CHALLENGE - Reproduce all of the data exactly, with no line skipped.

RECORDS FOR PROCESSING -
%%

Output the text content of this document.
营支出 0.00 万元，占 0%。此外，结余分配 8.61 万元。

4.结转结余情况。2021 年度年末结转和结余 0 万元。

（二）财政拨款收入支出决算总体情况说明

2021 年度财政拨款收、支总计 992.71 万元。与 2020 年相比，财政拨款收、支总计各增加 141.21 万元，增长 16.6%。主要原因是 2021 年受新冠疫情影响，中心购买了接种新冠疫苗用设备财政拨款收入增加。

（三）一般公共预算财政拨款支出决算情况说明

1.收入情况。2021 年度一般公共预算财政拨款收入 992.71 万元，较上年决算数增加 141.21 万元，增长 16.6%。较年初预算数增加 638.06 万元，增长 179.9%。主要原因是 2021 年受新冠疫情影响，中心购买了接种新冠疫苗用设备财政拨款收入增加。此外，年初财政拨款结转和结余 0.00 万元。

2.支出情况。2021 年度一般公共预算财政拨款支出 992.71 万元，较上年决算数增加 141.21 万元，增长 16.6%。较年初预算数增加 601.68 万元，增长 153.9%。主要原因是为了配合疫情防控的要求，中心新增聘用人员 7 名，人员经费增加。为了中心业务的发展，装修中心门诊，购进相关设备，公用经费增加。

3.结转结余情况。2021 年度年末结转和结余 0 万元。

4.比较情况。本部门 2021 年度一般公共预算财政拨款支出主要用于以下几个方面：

%%

FINAL ANSWER -
Output the text content of this document.
营支出 0.00 万元，占 0%。此外，结余分配 8.61 万元。

4.结转结余情况。2021 年度年末结转和结余 0 万元。

（二）财政拨款收入支出决算总体情况说明

2021 年度财政拨款收、支总计 992.71 万元。与 2020 年相比，财政拨款收、支总计各增加 141.21 万元，增长 16.6%。主要原因是 2021 年受新冠疫情影响，中心购买了接种新冠疫苗用设备财政拨款收入增加。

（三）一般公共预算财政拨款支出决算情况说明

1.收入情况。2021 年度一般公共预算财政拨款收入 992.71 万元，较上年决算数增加 141.21 万元，增长 16.6%。较年初预算数增加 638.06 万元，增长 179.9%。主要原因是 2021 年受新冠疫情影响，中心购买了接种新冠疫苗用设备财政拨款收入增加。此外，年初财政拨款结转和结余 0.00 万元。

2.支出情况。2021 年度一般公共预算财政拨款支出 992.71 万元，较上年决算数增加 141.21 万元，增长 16.6%。较年初预算数增加 601.68 万元，增长 153.9%。主要原因是为了配合疫情防控的要求，中心新增聘用人员 7 名，人员经费增加。为了中心业务的发展，装修中心门诊，购进相关设备，公用经费增加。

3.结转结余情况。2021 年度年末结转和结余 0 万元。

4.比较情况。本部门 2021 年度一般公共预算财政拨款支出主要用于以下几个方面：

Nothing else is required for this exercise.